-- START OF Dataset extract --

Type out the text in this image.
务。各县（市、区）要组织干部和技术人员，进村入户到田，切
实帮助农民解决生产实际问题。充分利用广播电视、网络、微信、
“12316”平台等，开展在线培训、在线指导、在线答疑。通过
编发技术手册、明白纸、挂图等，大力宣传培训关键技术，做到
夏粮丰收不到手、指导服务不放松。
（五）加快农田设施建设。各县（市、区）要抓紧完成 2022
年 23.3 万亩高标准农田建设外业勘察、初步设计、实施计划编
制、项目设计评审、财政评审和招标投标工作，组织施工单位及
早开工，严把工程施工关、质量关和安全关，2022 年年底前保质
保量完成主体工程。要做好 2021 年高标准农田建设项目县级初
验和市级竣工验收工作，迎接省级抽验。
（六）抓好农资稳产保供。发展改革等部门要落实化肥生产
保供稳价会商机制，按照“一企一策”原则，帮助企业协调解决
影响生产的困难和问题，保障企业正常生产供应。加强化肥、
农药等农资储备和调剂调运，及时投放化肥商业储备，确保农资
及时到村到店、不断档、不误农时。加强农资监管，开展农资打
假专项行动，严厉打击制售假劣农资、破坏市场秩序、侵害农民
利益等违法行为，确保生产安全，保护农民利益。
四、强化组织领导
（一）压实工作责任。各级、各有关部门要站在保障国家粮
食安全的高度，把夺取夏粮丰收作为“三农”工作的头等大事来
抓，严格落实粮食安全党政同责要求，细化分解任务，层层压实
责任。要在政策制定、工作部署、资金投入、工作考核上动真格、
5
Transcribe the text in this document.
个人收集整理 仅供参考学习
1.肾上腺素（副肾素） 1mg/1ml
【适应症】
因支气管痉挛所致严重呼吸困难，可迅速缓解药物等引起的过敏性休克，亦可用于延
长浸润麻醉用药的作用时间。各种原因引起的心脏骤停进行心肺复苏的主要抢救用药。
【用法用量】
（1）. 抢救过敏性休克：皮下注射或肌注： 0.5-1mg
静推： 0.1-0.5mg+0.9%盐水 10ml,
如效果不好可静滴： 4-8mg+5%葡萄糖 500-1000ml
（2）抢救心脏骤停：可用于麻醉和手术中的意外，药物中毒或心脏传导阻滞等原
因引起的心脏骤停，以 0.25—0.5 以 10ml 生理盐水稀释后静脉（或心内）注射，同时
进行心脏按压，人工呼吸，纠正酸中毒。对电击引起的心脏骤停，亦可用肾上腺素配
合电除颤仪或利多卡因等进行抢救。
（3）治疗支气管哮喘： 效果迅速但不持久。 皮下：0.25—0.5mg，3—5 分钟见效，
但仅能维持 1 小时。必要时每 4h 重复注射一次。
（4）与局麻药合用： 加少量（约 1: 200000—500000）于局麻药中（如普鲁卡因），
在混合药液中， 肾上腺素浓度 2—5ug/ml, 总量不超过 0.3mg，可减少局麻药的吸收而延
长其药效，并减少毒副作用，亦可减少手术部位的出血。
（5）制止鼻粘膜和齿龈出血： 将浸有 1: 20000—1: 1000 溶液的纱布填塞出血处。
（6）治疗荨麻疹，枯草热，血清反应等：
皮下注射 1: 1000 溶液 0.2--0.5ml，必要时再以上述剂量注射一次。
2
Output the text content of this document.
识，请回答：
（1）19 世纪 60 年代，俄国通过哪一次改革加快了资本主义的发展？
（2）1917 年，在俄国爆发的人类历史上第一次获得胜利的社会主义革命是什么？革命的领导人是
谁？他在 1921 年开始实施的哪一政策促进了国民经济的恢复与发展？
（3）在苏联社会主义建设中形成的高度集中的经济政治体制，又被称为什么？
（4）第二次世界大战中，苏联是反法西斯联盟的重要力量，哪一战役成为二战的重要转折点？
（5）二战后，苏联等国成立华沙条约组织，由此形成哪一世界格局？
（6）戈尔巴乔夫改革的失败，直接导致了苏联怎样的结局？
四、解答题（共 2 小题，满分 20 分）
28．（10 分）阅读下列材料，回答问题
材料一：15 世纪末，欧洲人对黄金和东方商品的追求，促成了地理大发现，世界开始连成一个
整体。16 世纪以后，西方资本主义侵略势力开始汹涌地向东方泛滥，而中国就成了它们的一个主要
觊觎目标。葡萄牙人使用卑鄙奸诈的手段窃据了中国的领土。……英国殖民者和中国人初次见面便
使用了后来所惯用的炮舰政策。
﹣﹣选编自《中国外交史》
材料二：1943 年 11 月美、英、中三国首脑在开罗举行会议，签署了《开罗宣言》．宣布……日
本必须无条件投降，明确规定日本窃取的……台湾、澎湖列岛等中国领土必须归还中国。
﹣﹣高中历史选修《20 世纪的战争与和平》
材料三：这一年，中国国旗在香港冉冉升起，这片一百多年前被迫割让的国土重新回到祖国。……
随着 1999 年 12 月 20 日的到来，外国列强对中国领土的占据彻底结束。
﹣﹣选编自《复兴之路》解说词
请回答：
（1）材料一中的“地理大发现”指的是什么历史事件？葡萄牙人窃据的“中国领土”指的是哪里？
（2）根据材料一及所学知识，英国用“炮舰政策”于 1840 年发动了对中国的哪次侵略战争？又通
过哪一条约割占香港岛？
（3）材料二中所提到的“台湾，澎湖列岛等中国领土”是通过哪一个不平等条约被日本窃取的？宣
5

-- END OF Dataset extract --

### Given request
The answer consists only of the lines from the one containing "Output the text content of this document." to the end of the records, each written out exactly.

### Response for this exercise
Output the text content of this document.
识，请回答：
（1）19 世纪 60 年代，俄国通过哪一次改革加快了资本主义的发展？
（2）1917 年，在俄国爆发的人类历史上第一次获得胜利的社会主义革命是什么？革命的领导人是
谁？他在 1921 年开始实施的哪一政策促进了国民经济的恢复与发展？
（3）在苏联社会主义建设中形成的高度集中的经济政治体制，又被称为什么？
（4）第二次世界大战中，苏联是反法西斯联盟的重要力量，哪一战役成为二战的重要转折点？
（5）二战后，苏联等国成立华沙条约组织，由此形成哪一世界格局？
（6）戈尔巴乔夫改革的失败，直接导致了苏联怎样的结局？
四、解答题（共 2 小题，满分 20 分）
28．（10 分）阅读下列材料，回答问题
材料一：15 世纪末，欧洲人对黄金和东方商品的追求，促成了地理大发现，世界开始连成一个
整体。16 世纪以后，西方资本主义侵略势力开始汹涌地向东方泛滥，而中国就成了它们的一个主要
觊觎目标。葡萄牙人使用卑鄙奸诈的手段窃据了中国的领土。……英国殖民者和中国人初次见面便
使用了后来所惯用的炮舰政策。
﹣﹣选编自《中国外交史》
材料二：1943 年 11 月美、英、中三国首脑在开罗举行会议，签署了《开罗宣言》．宣布……日
本必须无条件投降，明确规定日本窃取的……台湾、澎湖列岛等中国领土必须归还中国。
﹣﹣高中历史选修《20 世纪的战争与和平》
材料三：这一年，中国国旗在香港冉冉升起，这片一百多年前被迫割让的国土重新回到祖国。……
随着 1999 年 12 月 20 日的到来，外国列强对中国领土的占据彻底结束。
﹣﹣选编自《复兴之路》解说词
请回答：
（1）材料一中的“地理大发现”指的是什么历史事件？葡萄牙人窃据的“中国领土”指的是哪里？
（2）根据材料一及所学知识，英国用“炮舰政策”于 1840 年发动了对中国的哪次侵略战争？又通
过哪一条约割占香港岛？
（3）材料二中所提到的“台湾，澎湖列岛等中国领土”是通过哪一个不平等条约被日本窃取的？宣
5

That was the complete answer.